Directive | Reproduce all the entries exactly.

Items |

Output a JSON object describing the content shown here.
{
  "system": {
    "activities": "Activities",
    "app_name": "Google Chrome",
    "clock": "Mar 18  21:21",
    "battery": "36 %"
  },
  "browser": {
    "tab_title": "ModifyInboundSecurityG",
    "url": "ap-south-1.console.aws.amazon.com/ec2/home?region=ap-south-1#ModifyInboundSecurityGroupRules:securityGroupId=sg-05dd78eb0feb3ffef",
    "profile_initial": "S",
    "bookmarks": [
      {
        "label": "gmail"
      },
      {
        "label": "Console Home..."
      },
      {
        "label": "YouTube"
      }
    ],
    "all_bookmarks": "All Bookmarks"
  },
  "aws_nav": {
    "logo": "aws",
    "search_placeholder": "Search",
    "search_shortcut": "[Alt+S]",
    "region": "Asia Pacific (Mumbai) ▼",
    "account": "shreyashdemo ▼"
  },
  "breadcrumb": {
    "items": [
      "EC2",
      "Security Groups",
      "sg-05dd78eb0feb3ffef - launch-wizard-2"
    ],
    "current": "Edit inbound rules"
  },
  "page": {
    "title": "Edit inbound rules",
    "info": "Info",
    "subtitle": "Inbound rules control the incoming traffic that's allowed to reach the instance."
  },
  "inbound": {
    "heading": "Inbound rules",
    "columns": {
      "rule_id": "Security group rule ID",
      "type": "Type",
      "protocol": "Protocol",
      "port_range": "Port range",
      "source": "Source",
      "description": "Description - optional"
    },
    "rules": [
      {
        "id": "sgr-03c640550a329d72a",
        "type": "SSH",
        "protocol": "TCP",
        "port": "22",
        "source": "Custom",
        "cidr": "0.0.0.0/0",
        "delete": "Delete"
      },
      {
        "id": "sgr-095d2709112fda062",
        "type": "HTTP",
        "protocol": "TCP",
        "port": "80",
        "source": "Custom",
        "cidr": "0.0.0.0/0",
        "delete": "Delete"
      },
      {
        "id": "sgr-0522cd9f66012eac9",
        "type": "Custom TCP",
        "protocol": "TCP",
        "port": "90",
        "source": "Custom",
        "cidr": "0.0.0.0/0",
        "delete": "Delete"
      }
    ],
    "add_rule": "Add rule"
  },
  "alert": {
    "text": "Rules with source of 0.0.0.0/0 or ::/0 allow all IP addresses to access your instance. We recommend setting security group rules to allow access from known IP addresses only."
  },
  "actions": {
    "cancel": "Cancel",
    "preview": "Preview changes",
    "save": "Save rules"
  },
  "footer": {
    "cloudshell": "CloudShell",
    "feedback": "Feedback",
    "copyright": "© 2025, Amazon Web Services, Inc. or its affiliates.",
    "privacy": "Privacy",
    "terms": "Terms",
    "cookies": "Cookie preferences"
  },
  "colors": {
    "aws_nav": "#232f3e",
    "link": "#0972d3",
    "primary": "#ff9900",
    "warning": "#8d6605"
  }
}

Task result |
Output a JSON object describing the content shown here.
{
  "system": {
    "activities": "Activities",
    "app_name": "Google Chrome",
    "clock": "Mar 18  21:21",
    "battery": "36 %"
  },
  "browser": {
    "tab_title": "ModifyInboundSecurityG",
    "url": "ap-south-1.console.aws.amazon.com/ec2/home?region=ap-south-1#ModifyInboundSecurityGroupRules:securityGroupId=sg-05dd78eb0feb3ffef",
    "profile_initial": "S",
    "bookmarks": [
      {
        "label": "gmail"
      },
      {
        "label": "Console Home..."
      },
      {
        "label": "YouTube"
      }
    ],
    "all_bookmarks": "All Bookmarks"
  },
  "aws_nav": {
    "logo": "aws",
    "search_placeholder": "Search",
    "search_shortcut": "[Alt+S]",
    "region": "Asia Pacific (Mumbai) ▼",
    "account": "shreyashdemo ▼"
  },
  "breadcrumb": {
    "items": [
      "EC2",
      "Security Groups",
      "sg-05dd78eb0feb3ffef - launch-wizard-2"
    ],
    "current": "Edit inbound rules"
  },
  "page": {
    "title": "Edit inbound rules",
    "info": "Info",
    "subtitle": "Inbound rules control the incoming traffic that's allowed to reach the instance."
  },
  "inbound": {
    "heading": "Inbound rules",
    "columns": {
      "rule_id": "Security group rule ID",
      "type": "Type",
      "protocol": "Protocol",
      "port_range": "Port range",
      "source": "Source",
      "description": "Description - optional"
    },
    "rules": [
      {
        "id": "sgr-03c640550a329d72a",
        "type": "SSH",
        "protocol": "TCP",
        "port": "22",
        "source": "Custom",
        "cidr": "0.0.0.0/0",
        "delete": "Delete"
      },
      {
        "id": "sgr-095d2709112fda062",
        "type": "HTTP",
        "protocol": "TCP",
        "port": "80",
        "source": "Custom",
        "cidr": "0.0.0.0/0",
        "delete": "Delete"
      },
      {
        "id": "sgr-0522cd9f66012eac9",
        "type": "Custom TCP",
        "protocol": "TCP",
        "port": "90",
        "source": "Custom",
        "cidr": "0.0.0.0/0",
        "delete": "Delete"
      }
    ],
    "add_rule": "Add rule"
  },
  "alert": {
    "text": "Rules with source of 0.0.0.0/0 or ::/0 allow all IP addresses to access your instance. We recommend setting security group rules to allow access from known IP addresses only."
  },
  "actions": {
    "cancel": "Cancel",
    "preview": "Preview changes",
    "save": "Save rules"
  },
  "footer": {
    "cloudshell": "CloudShell",
    "feedback": "Feedback",
    "copyright": "© 2025, Amazon Web Services, Inc. or its affiliates.",
    "privacy": "Privacy",
    "terms": "Terms",
    "cookies": "Cookie preferences"
  },
  "colors": {
    "aws_nav": "#232f3e",
    "link": "#0972d3",
    "primary": "#ff9900",
    "warning": "#8d6605"
  }
}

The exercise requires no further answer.